[YOUR INSTRUCTIONS] Repeat the listing word for word. No pictures belong in the copy.

[DATASET EXTRACT]
** start **
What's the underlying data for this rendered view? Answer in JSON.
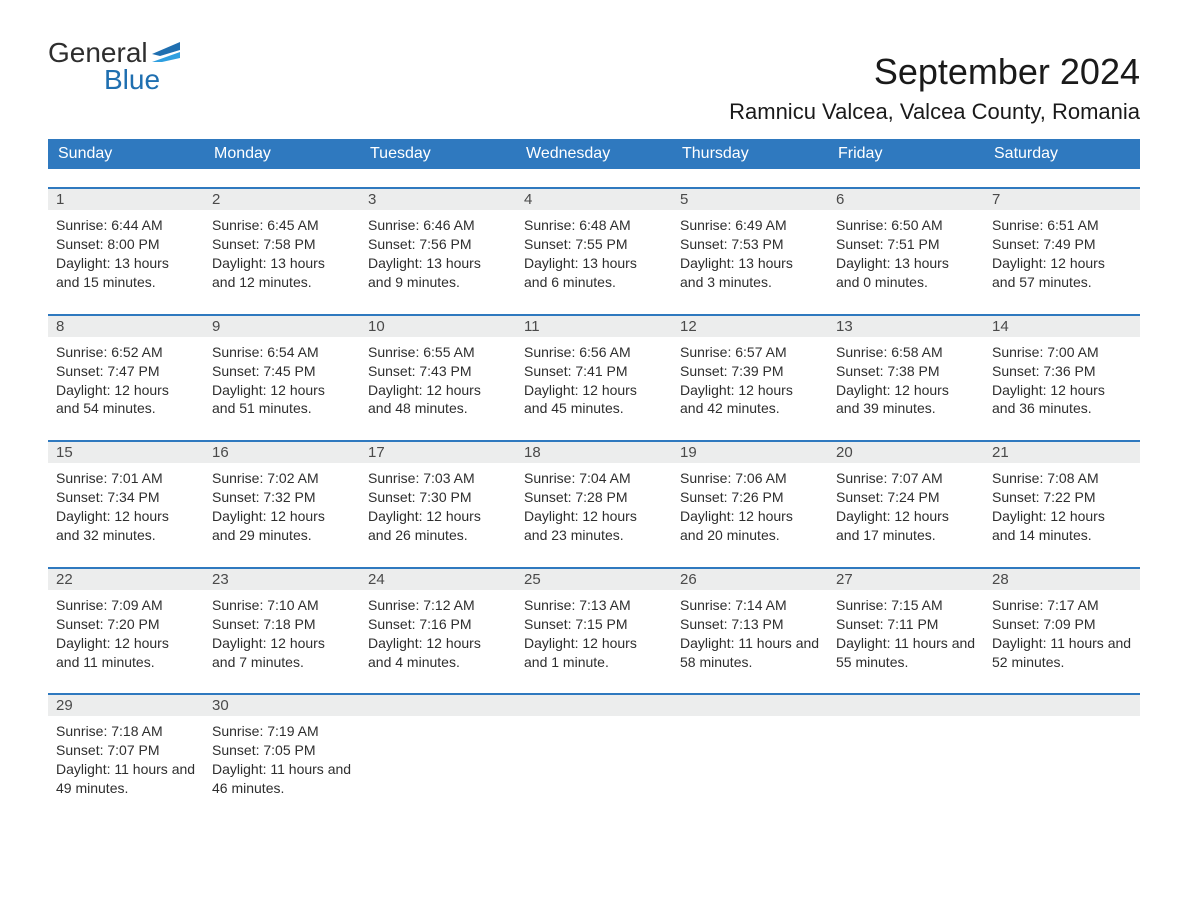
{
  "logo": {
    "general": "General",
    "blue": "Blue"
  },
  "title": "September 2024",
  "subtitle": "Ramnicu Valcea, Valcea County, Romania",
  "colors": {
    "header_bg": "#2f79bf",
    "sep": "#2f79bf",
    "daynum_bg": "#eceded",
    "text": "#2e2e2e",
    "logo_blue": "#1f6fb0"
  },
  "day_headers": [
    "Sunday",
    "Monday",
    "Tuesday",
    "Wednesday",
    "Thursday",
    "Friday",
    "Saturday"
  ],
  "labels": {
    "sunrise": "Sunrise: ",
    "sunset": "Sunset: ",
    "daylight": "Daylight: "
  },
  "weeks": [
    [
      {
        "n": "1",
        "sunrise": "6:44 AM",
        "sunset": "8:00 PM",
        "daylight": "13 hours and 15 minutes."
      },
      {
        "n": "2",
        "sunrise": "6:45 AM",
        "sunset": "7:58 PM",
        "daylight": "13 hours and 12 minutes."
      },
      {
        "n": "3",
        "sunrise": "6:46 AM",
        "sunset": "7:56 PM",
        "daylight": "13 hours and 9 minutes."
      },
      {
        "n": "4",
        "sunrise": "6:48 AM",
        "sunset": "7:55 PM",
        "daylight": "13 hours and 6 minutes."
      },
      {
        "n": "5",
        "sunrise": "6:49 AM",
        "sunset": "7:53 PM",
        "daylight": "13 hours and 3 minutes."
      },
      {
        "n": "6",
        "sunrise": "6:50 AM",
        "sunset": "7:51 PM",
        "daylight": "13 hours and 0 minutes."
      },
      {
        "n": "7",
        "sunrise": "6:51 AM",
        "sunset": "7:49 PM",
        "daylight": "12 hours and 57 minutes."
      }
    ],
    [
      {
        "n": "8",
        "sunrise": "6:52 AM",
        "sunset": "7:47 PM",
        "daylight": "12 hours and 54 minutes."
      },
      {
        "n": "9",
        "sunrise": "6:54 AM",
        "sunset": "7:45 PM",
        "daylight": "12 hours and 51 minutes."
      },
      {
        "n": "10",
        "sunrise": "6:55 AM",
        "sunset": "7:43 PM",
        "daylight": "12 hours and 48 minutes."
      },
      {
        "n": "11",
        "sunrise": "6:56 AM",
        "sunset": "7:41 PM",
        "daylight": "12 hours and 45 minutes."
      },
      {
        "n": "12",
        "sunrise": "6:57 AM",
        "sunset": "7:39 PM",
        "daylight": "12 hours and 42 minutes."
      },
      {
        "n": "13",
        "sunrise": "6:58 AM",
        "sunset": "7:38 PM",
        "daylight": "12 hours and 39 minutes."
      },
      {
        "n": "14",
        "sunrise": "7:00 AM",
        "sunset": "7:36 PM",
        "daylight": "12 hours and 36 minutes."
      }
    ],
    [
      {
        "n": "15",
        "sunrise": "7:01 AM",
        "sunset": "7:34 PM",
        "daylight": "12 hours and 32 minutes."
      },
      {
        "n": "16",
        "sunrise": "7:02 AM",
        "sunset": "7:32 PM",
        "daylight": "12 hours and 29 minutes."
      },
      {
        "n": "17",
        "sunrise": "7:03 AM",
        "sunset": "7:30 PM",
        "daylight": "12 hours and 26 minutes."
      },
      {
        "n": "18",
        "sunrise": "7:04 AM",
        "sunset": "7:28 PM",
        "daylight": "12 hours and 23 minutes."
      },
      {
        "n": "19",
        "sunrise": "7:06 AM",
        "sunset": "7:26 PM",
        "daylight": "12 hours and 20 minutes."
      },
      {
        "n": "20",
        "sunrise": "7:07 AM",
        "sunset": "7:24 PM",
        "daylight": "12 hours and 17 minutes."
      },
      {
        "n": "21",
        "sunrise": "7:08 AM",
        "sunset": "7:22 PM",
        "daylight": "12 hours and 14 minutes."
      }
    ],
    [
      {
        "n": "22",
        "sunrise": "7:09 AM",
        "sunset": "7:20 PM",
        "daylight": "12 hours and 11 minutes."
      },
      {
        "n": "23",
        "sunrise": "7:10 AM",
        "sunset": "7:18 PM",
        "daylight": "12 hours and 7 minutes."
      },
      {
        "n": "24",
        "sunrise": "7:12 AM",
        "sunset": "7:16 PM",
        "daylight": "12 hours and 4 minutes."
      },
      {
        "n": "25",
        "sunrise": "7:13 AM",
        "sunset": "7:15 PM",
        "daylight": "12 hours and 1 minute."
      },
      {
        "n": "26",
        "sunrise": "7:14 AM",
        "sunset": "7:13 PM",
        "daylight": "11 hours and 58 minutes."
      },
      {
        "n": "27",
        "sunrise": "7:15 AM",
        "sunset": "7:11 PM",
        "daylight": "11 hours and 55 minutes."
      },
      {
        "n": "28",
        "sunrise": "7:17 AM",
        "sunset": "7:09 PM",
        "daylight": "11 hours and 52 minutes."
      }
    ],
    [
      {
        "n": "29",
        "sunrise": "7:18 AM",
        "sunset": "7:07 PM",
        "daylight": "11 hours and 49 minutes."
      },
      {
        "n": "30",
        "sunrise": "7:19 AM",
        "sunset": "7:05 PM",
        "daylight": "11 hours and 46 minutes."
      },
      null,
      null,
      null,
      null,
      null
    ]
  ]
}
** end **
[FINISHED ANSWER]
What's the underlying data for this rendered view? Answer in JSON.
{
  "logo": {
    "general": "General",
    "blue": "Blue"
  },
  "title": "September 2024",
  "subtitle": "Ramnicu Valcea, Valcea County, Romania",
  "colors": {
    "header_bg": "#2f79bf",
    "sep": "#2f79bf",
    "daynum_bg": "#eceded",
    "text": "#2e2e2e",
    "logo_blue": "#1f6fb0"
  },
  "day_headers": [
    "Sunday",
    "Monday",
    "Tuesday",
    "Wednesday",
    "Thursday",
    "Friday",
    "Saturday"
  ],
  "labels": {
    "sunrise": "Sunrise: ",
    "sunset": "Sunset: ",
    "daylight": "Daylight: "
  },
  "weeks": [
    [
      {
        "n": "1",
        "sunrise": "6:44 AM",
        "sunset": "8:00 PM",
        "daylight": "13 hours and 15 minutes."
      },
      {
        "n": "2",
        "sunrise": "6:45 AM",
        "sunset": "7:58 PM",
        "daylight": "13 hours and 12 minutes."
      },
      {
        "n": "3",
        "sunrise": "6:46 AM",
        "sunset": "7:56 PM",
        "daylight": "13 hours and 9 minutes."
      },
      {
        "n": "4",
        "sunrise": "6:48 AM",
        "sunset": "7:55 PM",
        "daylight": "13 hours and 6 minutes."
      },
      {
        "n": "5",
        "sunrise": "6:49 AM",
        "sunset": "7:53 PM",
        "daylight": "13 hours and 3 minutes."
      },
      {
        "n": "6",
        "sunrise": "6:50 AM",
        "sunset": "7:51 PM",
        "daylight": "13 hours and 0 minutes."
      },
      {
        "n": "7",
        "sunrise": "6:51 AM",
        "sunset": "7:49 PM",
        "daylight": "12 hours and 57 minutes."
      }
    ],
    [
      {
        "n": "8",
        "sunrise": "6:52 AM",
        "sunset": "7:47 PM",
        "daylight": "12 hours and 54 minutes."
      },
      {
        "n": "9",
        "sunrise": "6:54 AM",
        "sunset": "7:45 PM",
        "daylight": "12 hours and 51 minutes."
      },
      {
        "n": "10",
        "sunrise": "6:55 AM",
        "sunset": "7:43 PM",
        "daylight": "12 hours and 48 minutes."
      },
      {
        "n": "11",
        "sunrise": "6:56 AM",
        "sunset": "7:41 PM",
        "daylight": "12 hours and 45 minutes."
      },
      {
        "n": "12",
        "sunrise": "6:57 AM",
        "sunset": "7:39 PM",
        "daylight": "12 hours and 42 minutes."
      },
      {
        "n": "13",
        "sunrise": "6:58 AM",
        "sunset": "7:38 PM",
        "daylight": "12 hours and 39 minutes."
      },
      {
        "n": "14",
        "sunrise": "7:00 AM",
        "sunset": "7:36 PM",
        "daylight": "12 hours and 36 minutes."
      }
    ],
    [
      {
        "n": "15",
        "sunrise": "7:01 AM",
        "sunset": "7:34 PM",
        "daylight": "12 hours and 32 minutes."
      },
      {
        "n": "16",
        "sunrise": "7:02 AM",
        "sunset": "7:32 PM",
        "daylight": "12 hours and 29 minutes."
      },
      {
        "n": "17",
        "sunrise": "7:03 AM",
        "sunset": "7:30 PM",
        "daylight": "12 hours and 26 minutes."
      },
      {
        "n": "18",
        "sunrise": "7:04 AM",
        "sunset": "7:28 PM",
        "daylight": "12 hours and 23 minutes."
      },
      {
        "n": "19",
        "sunrise": "7:06 AM",
        "sunset": "7:26 PM",
        "daylight": "12 hours and 20 minutes."
      },
      {
        "n": "20",
        "sunrise": "7:07 AM",
        "sunset": "7:24 PM",
        "daylight": "12 hours and 17 minutes."
      },
      {
        "n": "21",
        "sunrise": "7:08 AM",
        "sunset": "7:22 PM",
        "daylight": "12 hours and 14 minutes."
      }
    ],
    [
      {
        "n": "22",
        "sunrise": "7:09 AM",
        "sunset": "7:20 PM",
        "daylight": "12 hours and 11 minutes."
      },
      {
        "n": "23",
        "sunrise": "7:10 AM",
        "sunset": "7:18 PM",
        "daylight": "12 hours and 7 minutes."
      },
      {
        "n": "24",
        "sunrise": "7:12 AM",
        "sunset": "7:16 PM",
        "daylight": "12 hours and 4 minutes."
      },
      {
        "n": "25",
        "sunrise": "7:13 AM",
        "sunset": "7:15 PM",
        "daylight": "12 hours and 1 minute."
      },
      {
        "n": "26",
        "sunrise": "7:14 AM",
        "sunset": "7:13 PM",
        "daylight": "11 hours and 58 minutes."
      },
      {
        "n": "27",
        "sunrise": "7:15 AM",
        "sunset": "7:11 PM",
        "daylight": "11 hours and 55 minutes."
      },
      {
        "n": "28",
        "sunrise": "7:17 AM",
        "sunset": "7:09 PM",
        "daylight": "11 hours and 52 minutes."
      }
    ],
    [
      {
        "n": "29",
        "sunrise": "7:18 AM",
        "sunset": "7:07 PM",
        "daylight": "11 hours and 49 minutes."
      },
      {
        "n": "30",
        "sunrise": "7:19 AM",
        "sunset": "7:05 PM",
        "daylight": "11 hours and 46 minutes."
      },
      null,
      null,
      null,
      null,
      null
    ]
  ]
}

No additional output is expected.